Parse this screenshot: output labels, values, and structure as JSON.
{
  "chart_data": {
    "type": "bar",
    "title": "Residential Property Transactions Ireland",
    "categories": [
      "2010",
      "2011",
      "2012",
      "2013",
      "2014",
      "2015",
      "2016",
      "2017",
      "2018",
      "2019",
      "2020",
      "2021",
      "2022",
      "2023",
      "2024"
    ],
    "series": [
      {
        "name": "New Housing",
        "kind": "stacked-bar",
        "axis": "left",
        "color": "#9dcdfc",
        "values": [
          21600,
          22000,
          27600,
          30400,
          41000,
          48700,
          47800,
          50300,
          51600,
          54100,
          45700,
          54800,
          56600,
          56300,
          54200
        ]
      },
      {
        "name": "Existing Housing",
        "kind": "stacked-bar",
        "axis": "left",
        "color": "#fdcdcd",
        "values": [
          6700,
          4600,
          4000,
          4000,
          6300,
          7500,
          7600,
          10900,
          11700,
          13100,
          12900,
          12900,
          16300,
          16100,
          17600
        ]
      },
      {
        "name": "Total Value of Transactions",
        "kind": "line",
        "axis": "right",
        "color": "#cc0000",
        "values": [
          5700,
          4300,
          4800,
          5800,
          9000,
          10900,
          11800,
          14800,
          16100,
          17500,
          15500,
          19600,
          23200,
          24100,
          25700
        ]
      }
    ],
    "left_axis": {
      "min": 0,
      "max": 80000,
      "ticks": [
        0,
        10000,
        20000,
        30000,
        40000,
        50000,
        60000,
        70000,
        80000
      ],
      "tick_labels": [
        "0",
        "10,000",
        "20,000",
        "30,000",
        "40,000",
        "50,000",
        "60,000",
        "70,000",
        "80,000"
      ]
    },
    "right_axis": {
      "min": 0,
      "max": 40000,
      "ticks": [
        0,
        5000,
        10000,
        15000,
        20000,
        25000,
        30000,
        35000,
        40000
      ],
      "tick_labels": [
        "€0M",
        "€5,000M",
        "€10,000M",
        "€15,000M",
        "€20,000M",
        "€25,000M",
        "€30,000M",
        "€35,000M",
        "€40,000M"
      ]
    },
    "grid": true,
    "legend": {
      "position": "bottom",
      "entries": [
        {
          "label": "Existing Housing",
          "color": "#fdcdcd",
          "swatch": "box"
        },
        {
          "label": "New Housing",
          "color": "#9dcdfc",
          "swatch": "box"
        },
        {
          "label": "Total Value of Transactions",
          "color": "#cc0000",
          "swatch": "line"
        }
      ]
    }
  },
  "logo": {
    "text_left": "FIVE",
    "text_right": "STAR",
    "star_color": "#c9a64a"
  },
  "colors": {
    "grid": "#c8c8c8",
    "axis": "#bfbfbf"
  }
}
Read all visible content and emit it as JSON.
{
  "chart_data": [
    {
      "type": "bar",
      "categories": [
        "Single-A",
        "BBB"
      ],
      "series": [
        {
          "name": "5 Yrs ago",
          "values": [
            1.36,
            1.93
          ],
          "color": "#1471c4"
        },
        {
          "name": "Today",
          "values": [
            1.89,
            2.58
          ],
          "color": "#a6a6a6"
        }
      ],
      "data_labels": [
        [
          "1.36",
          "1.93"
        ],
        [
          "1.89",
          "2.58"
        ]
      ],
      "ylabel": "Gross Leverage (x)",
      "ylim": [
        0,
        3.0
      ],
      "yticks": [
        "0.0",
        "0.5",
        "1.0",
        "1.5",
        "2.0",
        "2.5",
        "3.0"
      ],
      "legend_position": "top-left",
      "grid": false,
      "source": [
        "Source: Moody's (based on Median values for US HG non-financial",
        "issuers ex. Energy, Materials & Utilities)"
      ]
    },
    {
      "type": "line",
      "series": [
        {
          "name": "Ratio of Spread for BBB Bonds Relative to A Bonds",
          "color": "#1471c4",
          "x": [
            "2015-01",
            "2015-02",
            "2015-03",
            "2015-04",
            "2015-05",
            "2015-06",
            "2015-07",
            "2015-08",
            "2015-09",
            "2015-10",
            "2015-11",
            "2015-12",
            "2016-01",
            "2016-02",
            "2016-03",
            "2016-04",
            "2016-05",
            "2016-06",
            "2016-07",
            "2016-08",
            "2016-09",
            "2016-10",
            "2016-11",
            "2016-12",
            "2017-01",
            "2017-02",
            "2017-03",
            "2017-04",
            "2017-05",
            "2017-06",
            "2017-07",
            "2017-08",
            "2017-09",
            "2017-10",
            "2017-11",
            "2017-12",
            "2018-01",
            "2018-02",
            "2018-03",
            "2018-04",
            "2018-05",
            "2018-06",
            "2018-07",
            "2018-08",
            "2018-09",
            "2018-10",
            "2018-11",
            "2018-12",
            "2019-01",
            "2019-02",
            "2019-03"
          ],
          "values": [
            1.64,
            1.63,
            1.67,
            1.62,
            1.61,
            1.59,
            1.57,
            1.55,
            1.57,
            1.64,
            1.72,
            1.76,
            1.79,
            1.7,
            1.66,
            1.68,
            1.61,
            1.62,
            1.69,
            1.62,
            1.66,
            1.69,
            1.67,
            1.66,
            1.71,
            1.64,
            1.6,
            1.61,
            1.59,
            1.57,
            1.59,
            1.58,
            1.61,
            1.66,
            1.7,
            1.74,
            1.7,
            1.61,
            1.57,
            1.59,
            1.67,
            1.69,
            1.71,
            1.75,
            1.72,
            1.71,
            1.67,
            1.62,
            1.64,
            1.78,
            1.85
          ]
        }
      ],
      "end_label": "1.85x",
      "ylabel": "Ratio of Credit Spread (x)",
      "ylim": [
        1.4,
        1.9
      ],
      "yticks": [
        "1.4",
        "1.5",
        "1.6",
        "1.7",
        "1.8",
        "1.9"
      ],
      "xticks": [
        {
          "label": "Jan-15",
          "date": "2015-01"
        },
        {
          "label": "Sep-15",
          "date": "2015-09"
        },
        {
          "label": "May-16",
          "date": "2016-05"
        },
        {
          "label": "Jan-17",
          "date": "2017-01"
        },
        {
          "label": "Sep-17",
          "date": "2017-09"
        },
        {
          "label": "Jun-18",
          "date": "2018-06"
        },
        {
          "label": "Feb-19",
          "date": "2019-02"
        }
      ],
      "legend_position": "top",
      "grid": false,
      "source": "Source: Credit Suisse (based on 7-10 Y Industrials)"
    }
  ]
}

□ □ □ □ □ □ □

Objective:
Above are the records; copy every line in them that holds the word "based".

Written response:
        "Source: Moody's (based on Median values for US HG non-financial",
      "source": "Source: Credit Suisse (based on 7-10 Y Industrials)"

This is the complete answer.